● **Task directions**:
Leave the pictures out and print every record below exactly as it stands.
□ □ □ □
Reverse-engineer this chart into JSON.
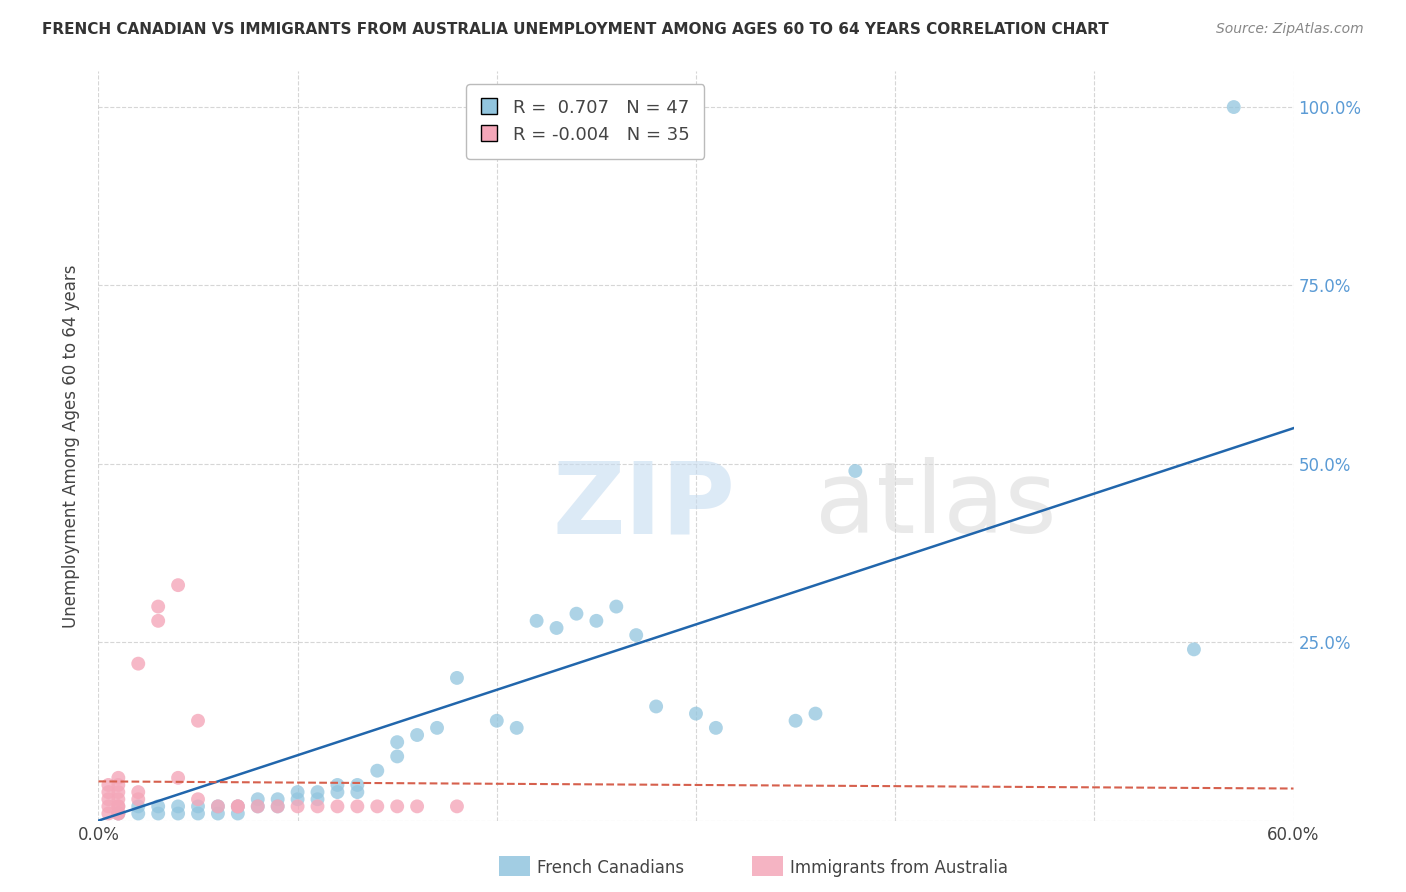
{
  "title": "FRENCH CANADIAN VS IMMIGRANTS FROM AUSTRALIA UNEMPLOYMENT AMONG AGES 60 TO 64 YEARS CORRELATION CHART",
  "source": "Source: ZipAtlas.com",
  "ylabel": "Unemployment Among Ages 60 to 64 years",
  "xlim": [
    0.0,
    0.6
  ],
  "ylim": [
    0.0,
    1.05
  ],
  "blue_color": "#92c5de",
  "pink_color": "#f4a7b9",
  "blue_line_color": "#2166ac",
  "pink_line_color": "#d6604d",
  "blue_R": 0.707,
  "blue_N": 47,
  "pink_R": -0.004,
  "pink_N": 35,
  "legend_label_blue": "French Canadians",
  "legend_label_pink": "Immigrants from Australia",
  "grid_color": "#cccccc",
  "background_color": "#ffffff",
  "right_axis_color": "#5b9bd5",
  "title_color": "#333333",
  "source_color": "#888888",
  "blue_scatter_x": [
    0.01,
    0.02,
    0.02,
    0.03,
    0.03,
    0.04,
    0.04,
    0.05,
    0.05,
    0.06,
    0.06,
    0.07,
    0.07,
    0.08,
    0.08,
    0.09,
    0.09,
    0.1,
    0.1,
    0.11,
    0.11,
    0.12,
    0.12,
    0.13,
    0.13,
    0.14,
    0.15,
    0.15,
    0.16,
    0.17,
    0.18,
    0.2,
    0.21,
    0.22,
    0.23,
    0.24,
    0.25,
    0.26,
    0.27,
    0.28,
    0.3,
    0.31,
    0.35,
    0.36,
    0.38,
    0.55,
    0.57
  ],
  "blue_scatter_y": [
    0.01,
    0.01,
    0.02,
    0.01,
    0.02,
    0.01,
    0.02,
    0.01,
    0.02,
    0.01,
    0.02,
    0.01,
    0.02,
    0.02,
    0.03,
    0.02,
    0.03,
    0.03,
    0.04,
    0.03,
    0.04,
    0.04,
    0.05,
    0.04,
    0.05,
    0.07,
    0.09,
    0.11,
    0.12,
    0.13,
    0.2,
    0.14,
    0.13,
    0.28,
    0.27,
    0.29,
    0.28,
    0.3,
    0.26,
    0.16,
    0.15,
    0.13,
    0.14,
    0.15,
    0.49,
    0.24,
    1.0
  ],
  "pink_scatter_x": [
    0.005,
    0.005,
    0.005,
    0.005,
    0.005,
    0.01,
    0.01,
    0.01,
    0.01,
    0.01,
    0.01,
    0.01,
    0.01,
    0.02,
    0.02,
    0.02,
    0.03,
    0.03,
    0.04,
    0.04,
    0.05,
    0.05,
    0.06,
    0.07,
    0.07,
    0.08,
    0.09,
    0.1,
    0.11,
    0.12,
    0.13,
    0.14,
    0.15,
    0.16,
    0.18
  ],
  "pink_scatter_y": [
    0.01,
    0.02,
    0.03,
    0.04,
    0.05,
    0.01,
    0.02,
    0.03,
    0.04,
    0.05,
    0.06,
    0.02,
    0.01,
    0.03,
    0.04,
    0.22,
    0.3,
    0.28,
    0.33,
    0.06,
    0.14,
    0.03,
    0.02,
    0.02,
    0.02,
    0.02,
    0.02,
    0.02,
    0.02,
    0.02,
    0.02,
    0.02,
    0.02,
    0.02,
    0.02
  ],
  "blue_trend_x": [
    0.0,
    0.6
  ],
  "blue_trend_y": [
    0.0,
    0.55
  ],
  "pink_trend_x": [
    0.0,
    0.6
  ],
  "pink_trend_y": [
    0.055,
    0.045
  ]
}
□ □ □ □
● **Complete output**:
Reverse-engineer this chart into JSON.
{
  "title": "FRENCH CANADIAN VS IMMIGRANTS FROM AUSTRALIA UNEMPLOYMENT AMONG AGES 60 TO 64 YEARS CORRELATION CHART",
  "source": "Source: ZipAtlas.com",
  "ylabel": "Unemployment Among Ages 60 to 64 years",
  "xlim": [
    0.0,
    0.6
  ],
  "ylim": [
    0.0,
    1.05
  ],
  "blue_color": "#92c5de",
  "pink_color": "#f4a7b9",
  "blue_line_color": "#2166ac",
  "pink_line_color": "#d6604d",
  "blue_R": 0.707,
  "blue_N": 47,
  "pink_R": -0.004,
  "pink_N": 35,
  "legend_label_blue": "French Canadians",
  "legend_label_pink": "Immigrants from Australia",
  "grid_color": "#cccccc",
  "background_color": "#ffffff",
  "right_axis_color": "#5b9bd5",
  "title_color": "#333333",
  "source_color": "#888888",
  "blue_scatter_x": [
    0.01,
    0.02,
    0.02,
    0.03,
    0.03,
    0.04,
    0.04,
    0.05,
    0.05,
    0.06,
    0.06,
    0.07,
    0.07,
    0.08,
    0.08,
    0.09,
    0.09,
    0.1,
    0.1,
    0.11,
    0.11,
    0.12,
    0.12,
    0.13,
    0.13,
    0.14,
    0.15,
    0.15,
    0.16,
    0.17,
    0.18,
    0.2,
    0.21,
    0.22,
    0.23,
    0.24,
    0.25,
    0.26,
    0.27,
    0.28,
    0.3,
    0.31,
    0.35,
    0.36,
    0.38,
    0.55,
    0.57
  ],
  "blue_scatter_y": [
    0.01,
    0.01,
    0.02,
    0.01,
    0.02,
    0.01,
    0.02,
    0.01,
    0.02,
    0.01,
    0.02,
    0.01,
    0.02,
    0.02,
    0.03,
    0.02,
    0.03,
    0.03,
    0.04,
    0.03,
    0.04,
    0.04,
    0.05,
    0.04,
    0.05,
    0.07,
    0.09,
    0.11,
    0.12,
    0.13,
    0.2,
    0.14,
    0.13,
    0.28,
    0.27,
    0.29,
    0.28,
    0.3,
    0.26,
    0.16,
    0.15,
    0.13,
    0.14,
    0.15,
    0.49,
    0.24,
    1.0
  ],
  "pink_scatter_x": [
    0.005,
    0.005,
    0.005,
    0.005,
    0.005,
    0.01,
    0.01,
    0.01,
    0.01,
    0.01,
    0.01,
    0.01,
    0.01,
    0.02,
    0.02,
    0.02,
    0.03,
    0.03,
    0.04,
    0.04,
    0.05,
    0.05,
    0.06,
    0.07,
    0.07,
    0.08,
    0.09,
    0.1,
    0.11,
    0.12,
    0.13,
    0.14,
    0.15,
    0.16,
    0.18
  ],
  "pink_scatter_y": [
    0.01,
    0.02,
    0.03,
    0.04,
    0.05,
    0.01,
    0.02,
    0.03,
    0.04,
    0.05,
    0.06,
    0.02,
    0.01,
    0.03,
    0.04,
    0.22,
    0.3,
    0.28,
    0.33,
    0.06,
    0.14,
    0.03,
    0.02,
    0.02,
    0.02,
    0.02,
    0.02,
    0.02,
    0.02,
    0.02,
    0.02,
    0.02,
    0.02,
    0.02,
    0.02
  ],
  "blue_trend_x": [
    0.0,
    0.6
  ],
  "blue_trend_y": [
    0.0,
    0.55
  ],
  "pink_trend_x": [
    0.0,
    0.6
  ],
  "pink_trend_y": [
    0.055,
    0.045
  ]
}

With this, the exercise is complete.